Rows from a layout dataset
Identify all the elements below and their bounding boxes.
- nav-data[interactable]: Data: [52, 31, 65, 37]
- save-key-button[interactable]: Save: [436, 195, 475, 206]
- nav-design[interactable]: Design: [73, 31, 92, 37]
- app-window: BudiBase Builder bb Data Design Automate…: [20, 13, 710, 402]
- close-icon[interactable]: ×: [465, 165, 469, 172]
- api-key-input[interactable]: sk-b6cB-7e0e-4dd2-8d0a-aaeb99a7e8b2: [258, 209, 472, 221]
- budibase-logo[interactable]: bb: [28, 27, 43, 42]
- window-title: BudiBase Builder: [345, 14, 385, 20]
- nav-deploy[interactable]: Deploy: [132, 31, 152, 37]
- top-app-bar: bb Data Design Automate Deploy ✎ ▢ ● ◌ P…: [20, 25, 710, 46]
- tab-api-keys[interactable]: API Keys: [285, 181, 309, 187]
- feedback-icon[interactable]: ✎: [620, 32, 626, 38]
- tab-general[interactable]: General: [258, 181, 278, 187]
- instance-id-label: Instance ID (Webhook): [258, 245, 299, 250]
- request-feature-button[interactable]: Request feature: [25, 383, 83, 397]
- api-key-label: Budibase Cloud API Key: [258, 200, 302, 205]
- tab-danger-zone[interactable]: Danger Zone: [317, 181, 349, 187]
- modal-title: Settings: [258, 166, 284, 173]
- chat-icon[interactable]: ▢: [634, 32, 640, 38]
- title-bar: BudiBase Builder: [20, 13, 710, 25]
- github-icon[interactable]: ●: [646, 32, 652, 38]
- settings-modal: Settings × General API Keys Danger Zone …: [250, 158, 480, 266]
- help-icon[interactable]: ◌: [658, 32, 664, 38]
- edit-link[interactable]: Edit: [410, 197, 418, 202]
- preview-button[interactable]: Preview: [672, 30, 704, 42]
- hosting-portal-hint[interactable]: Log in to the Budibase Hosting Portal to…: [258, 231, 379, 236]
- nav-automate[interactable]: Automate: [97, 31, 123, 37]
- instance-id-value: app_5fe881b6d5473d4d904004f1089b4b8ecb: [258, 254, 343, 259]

AIM:
Transcribe the listing above verbatim, starting with its first line and ending after the line that contains "- preview-button[interactable]: Preview: [672, 30, 704, 42]".

CORRECT RESULT:
Identify all the elements below and their bounding boxes.
- nav-data[interactable]: Data: [52, 31, 65, 37]
- save-key-button[interactable]: Save: [436, 195, 475, 206]
- nav-design[interactable]: Design: [73, 31, 92, 37]
- app-window: BudiBase Builder bb Data Design Automate…: [20, 13, 710, 402]
- close-icon[interactable]: ×: [465, 165, 469, 172]
- api-key-input[interactable]: sk-b6cB-7e0e-4dd2-8d0a-aaeb99a7e8b2: [258, 209, 472, 221]
- budibase-logo[interactable]: bb: [28, 27, 43, 42]
- window-title: BudiBase Builder: [345, 14, 385, 20]
- nav-deploy[interactable]: Deploy: [132, 31, 152, 37]
- top-app-bar: bb Data Design Automate Deploy ✎ ▢ ● ◌ P…: [20, 25, 710, 46]
- tab-api-keys[interactable]: API Keys: [285, 181, 309, 187]
- feedback-icon[interactable]: ✎: [620, 32, 626, 38]
- tab-general[interactable]: General: [258, 181, 278, 187]
- instance-id-label: Instance ID (Webhook): [258, 245, 299, 250]
- request-feature-button[interactable]: Request feature: [25, 383, 83, 397]
- api-key-label: Budibase Cloud API Key: [258, 200, 302, 205]
- tab-danger-zone[interactable]: Danger Zone: [317, 181, 349, 187]
- modal-title: Settings: [258, 166, 284, 173]
- chat-icon[interactable]: ▢: [634, 32, 640, 38]
- title-bar: BudiBase Builder: [20, 13, 710, 25]
- github-icon[interactable]: ●: [646, 32, 652, 38]
- settings-modal: Settings × General API Keys Danger Zone …: [250, 158, 480, 266]
- help-icon[interactable]: ◌: [658, 32, 664, 38]
- edit-link[interactable]: Edit: [410, 197, 418, 202]
- preview-button[interactable]: Preview: [672, 30, 704, 42]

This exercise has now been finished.